### [Work to complete]
Extract every record, keeping each one exactly as it is.

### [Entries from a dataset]

..........

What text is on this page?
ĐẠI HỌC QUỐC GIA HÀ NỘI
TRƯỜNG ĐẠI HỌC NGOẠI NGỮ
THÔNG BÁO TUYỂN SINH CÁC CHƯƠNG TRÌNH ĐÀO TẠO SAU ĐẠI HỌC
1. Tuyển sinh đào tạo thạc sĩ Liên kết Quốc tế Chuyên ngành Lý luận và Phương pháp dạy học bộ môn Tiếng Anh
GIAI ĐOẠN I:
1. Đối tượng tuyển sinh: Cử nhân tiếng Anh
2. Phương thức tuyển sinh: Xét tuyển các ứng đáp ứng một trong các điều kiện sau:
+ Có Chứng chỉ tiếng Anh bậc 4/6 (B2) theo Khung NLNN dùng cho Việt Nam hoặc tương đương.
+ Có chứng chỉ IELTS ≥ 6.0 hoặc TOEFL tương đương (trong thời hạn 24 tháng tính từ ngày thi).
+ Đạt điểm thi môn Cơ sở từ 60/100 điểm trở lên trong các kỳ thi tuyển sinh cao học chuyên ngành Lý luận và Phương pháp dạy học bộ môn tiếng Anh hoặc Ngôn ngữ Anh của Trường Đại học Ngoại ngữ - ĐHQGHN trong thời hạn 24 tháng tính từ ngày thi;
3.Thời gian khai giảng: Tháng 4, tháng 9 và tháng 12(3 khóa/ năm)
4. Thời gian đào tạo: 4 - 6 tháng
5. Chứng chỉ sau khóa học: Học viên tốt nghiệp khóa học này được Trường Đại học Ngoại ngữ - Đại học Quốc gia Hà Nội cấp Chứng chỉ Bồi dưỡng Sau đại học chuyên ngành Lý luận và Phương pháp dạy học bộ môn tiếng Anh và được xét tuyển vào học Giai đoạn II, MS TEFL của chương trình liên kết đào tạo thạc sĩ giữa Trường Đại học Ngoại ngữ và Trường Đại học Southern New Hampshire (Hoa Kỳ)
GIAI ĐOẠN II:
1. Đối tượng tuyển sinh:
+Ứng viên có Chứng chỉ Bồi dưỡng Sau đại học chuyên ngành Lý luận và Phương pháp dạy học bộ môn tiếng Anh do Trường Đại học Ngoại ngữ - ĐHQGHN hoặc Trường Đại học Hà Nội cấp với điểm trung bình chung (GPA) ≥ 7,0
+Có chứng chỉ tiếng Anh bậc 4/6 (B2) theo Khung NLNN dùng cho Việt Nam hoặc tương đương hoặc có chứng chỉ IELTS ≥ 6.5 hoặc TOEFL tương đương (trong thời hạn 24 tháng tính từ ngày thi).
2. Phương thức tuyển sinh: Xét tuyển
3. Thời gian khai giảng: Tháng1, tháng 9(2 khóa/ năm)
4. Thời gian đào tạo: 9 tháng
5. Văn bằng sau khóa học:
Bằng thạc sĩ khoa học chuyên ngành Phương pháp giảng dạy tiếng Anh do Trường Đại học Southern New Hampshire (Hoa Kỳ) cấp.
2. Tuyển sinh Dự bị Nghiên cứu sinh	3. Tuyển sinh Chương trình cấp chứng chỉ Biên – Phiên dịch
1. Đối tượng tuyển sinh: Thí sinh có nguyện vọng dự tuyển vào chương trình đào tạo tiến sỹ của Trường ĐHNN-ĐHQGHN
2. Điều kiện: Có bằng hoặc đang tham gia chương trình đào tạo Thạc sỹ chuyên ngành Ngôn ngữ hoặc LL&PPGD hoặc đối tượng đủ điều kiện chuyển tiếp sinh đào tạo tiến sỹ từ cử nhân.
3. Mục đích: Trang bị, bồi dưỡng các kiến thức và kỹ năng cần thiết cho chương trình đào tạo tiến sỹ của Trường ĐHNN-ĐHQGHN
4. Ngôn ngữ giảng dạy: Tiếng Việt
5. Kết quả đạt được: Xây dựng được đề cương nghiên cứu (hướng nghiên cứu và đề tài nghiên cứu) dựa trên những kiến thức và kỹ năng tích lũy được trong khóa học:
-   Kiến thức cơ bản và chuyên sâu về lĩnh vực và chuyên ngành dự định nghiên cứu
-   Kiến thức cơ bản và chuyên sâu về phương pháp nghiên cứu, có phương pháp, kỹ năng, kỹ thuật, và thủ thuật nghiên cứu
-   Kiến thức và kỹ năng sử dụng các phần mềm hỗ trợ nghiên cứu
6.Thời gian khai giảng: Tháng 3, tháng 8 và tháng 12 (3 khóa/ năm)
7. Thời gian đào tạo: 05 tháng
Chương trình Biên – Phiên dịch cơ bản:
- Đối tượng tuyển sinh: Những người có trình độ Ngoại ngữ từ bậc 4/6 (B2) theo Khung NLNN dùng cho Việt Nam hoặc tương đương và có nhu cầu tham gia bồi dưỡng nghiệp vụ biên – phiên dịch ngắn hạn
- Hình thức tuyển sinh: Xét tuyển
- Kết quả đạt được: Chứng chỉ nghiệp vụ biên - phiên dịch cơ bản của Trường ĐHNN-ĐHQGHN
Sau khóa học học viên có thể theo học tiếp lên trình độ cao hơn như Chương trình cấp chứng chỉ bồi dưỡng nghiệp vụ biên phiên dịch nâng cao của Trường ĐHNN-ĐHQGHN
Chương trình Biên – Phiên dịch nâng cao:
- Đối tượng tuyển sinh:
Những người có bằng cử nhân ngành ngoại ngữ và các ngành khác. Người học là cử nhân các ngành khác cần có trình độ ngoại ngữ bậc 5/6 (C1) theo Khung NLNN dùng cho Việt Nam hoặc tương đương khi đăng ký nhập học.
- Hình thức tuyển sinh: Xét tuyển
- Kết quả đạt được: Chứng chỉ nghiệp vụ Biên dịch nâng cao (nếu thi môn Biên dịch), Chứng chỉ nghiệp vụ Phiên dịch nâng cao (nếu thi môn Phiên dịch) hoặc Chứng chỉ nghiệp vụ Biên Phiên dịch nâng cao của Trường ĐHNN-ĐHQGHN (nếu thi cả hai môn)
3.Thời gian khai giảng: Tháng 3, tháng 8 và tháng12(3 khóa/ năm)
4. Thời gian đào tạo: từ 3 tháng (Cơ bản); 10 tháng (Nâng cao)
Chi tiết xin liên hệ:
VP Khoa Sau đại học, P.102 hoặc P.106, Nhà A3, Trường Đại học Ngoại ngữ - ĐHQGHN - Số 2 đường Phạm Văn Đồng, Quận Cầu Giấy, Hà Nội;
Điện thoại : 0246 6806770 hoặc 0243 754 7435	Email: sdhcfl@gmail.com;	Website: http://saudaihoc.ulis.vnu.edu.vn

..........

### [The solution]
What text is on this page?
ĐẠI HỌC QUỐC GIA HÀ NỘI
TRƯỜNG ĐẠI HỌC NGOẠI NGỮ
THÔNG BÁO TUYỂN SINH CÁC CHƯƠNG TRÌNH ĐÀO TẠO SAU ĐẠI HỌC
1. Tuyển sinh đào tạo thạc sĩ Liên kết Quốc tế Chuyên ngành Lý luận và Phương pháp dạy học bộ môn Tiếng Anh
GIAI ĐOẠN I:
1. Đối tượng tuyển sinh: Cử nhân tiếng Anh
2. Phương thức tuyển sinh: Xét tuyển các ứng đáp ứng một trong các điều kiện sau:
+ Có Chứng chỉ tiếng Anh bậc 4/6 (B2) theo Khung NLNN dùng cho Việt Nam hoặc tương đương.
+ Có chứng chỉ IELTS ≥ 6.0 hoặc TOEFL tương đương (trong thời hạn 24 tháng tính từ ngày thi).
+ Đạt điểm thi môn Cơ sở từ 60/100 điểm trở lên trong các kỳ thi tuyển sinh cao học chuyên ngành Lý luận và Phương pháp dạy học bộ môn tiếng Anh hoặc Ngôn ngữ Anh của Trường Đại học Ngoại ngữ - ĐHQGHN trong thời hạn 24 tháng tính từ ngày thi;
3.Thời gian khai giảng: Tháng 4, tháng 9 và tháng 12(3 khóa/ năm)
4. Thời gian đào tạo: 4 - 6 tháng
5. Chứng chỉ sau khóa học: Học viên tốt nghiệp khóa học này được Trường Đại học Ngoại ngữ - Đại học Quốc gia Hà Nội cấp Chứng chỉ Bồi dưỡng Sau đại học chuyên ngành Lý luận và Phương pháp dạy học bộ môn tiếng Anh và được xét tuyển vào học Giai đoạn II, MS TEFL của chương trình liên kết đào tạo thạc sĩ giữa Trường Đại học Ngoại ngữ và Trường Đại học Southern New Hampshire (Hoa Kỳ)
GIAI ĐOẠN II:
1. Đối tượng tuyển sinh:
+Ứng viên có Chứng chỉ Bồi dưỡng Sau đại học chuyên ngành Lý luận và Phương pháp dạy học bộ môn tiếng Anh do Trường Đại học Ngoại ngữ - ĐHQGHN hoặc Trường Đại học Hà Nội cấp với điểm trung bình chung (GPA) ≥ 7,0
+Có chứng chỉ tiếng Anh bậc 4/6 (B2) theo Khung NLNN dùng cho Việt Nam hoặc tương đương hoặc có chứng chỉ IELTS ≥ 6.5 hoặc TOEFL tương đương (trong thời hạn 24 tháng tính từ ngày thi).
2. Phương thức tuyển sinh: Xét tuyển
3. Thời gian khai giảng: Tháng1, tháng 9(2 khóa/ năm)
4. Thời gian đào tạo: 9 tháng
5. Văn bằng sau khóa học:
Bằng thạc sĩ khoa học chuyên ngành Phương pháp giảng dạy tiếng Anh do Trường Đại học Southern New Hampshire (Hoa Kỳ) cấp.
2. Tuyển sinh Dự bị Nghiên cứu sinh	3. Tuyển sinh Chương trình cấp chứng chỉ Biên – Phiên dịch
1. Đối tượng tuyển sinh: Thí sinh có nguyện vọng dự tuyển vào chương trình đào tạo tiến sỹ của Trường ĐHNN-ĐHQGHN
2. Điều kiện: Có bằng hoặc đang tham gia chương trình đào tạo Thạc sỹ chuyên ngành Ngôn ngữ hoặc LL&PPGD hoặc đối tượng đủ điều kiện chuyển tiếp sinh đào tạo tiến sỹ từ cử nhân.
3. Mục đích: Trang bị, bồi dưỡng các kiến thức và kỹ năng cần thiết cho chương trình đào tạo tiến sỹ của Trường ĐHNN-ĐHQGHN
4. Ngôn ngữ giảng dạy: Tiếng Việt
5. Kết quả đạt được: Xây dựng được đề cương nghiên cứu (hướng nghiên cứu và đề tài nghiên cứu) dựa trên những kiến thức và kỹ năng tích lũy được trong khóa học:
-   Kiến thức cơ bản và chuyên sâu về lĩnh vực và chuyên ngành dự định nghiên cứu
-   Kiến thức cơ bản và chuyên sâu về phương pháp nghiên cứu, có phương pháp, kỹ năng, kỹ thuật, và thủ thuật nghiên cứu
-   Kiến thức và kỹ năng sử dụng các phần mềm hỗ trợ nghiên cứu
6.Thời gian khai giảng: Tháng 3, tháng 8 và tháng 12 (3 khóa/ năm)
7. Thời gian đào tạo: 05 tháng
Chương trình Biên – Phiên dịch cơ bản:
- Đối tượng tuyển sinh: Những người có trình độ Ngoại ngữ từ bậc 4/6 (B2) theo Khung NLNN dùng cho Việt Nam hoặc tương đương và có nhu cầu tham gia bồi dưỡng nghiệp vụ biên – phiên dịch ngắn hạn
- Hình thức tuyển sinh: Xét tuyển
- Kết quả đạt được: Chứng chỉ nghiệp vụ biên - phiên dịch cơ bản của Trường ĐHNN-ĐHQGHN
Sau khóa học học viên có thể theo học tiếp lên trình độ cao hơn như Chương trình cấp chứng chỉ bồi dưỡng nghiệp vụ biên phiên dịch nâng cao của Trường ĐHNN-ĐHQGHN
Chương trình Biên – Phiên dịch nâng cao:
- Đối tượng tuyển sinh:
Những người có bằng cử nhân ngành ngoại ngữ và các ngành khác. Người học là cử nhân các ngành khác cần có trình độ ngoại ngữ bậc 5/6 (C1) theo Khung NLNN dùng cho Việt Nam hoặc tương đương khi đăng ký nhập học.
- Hình thức tuyển sinh: Xét tuyển
- Kết quả đạt được: Chứng chỉ nghiệp vụ Biên dịch nâng cao (nếu thi môn Biên dịch), Chứng chỉ nghiệp vụ Phiên dịch nâng cao (nếu thi môn Phiên dịch) hoặc Chứng chỉ nghiệp vụ Biên Phiên dịch nâng cao của Trường ĐHNN-ĐHQGHN (nếu thi cả hai môn)
3.Thời gian khai giảng: Tháng 3, tháng 8 và tháng12(3 khóa/ năm)
4. Thời gian đào tạo: từ 3 tháng (Cơ bản); 10 tháng (Nâng cao)
Chi tiết xin liên hệ:
VP Khoa Sau đại học, P.102 hoặc P.106, Nhà A3, Trường Đại học Ngoại ngữ - ĐHQGHN - Số 2 đường Phạm Văn Đồng, Quận Cầu Giấy, Hà Nội;
Điện thoại : 0246 6806770 hoặc 0243 754 7435	Email: sdhcfl@gmail.com;	Website: http://saudaihoc.ulis.vnu.edu.vn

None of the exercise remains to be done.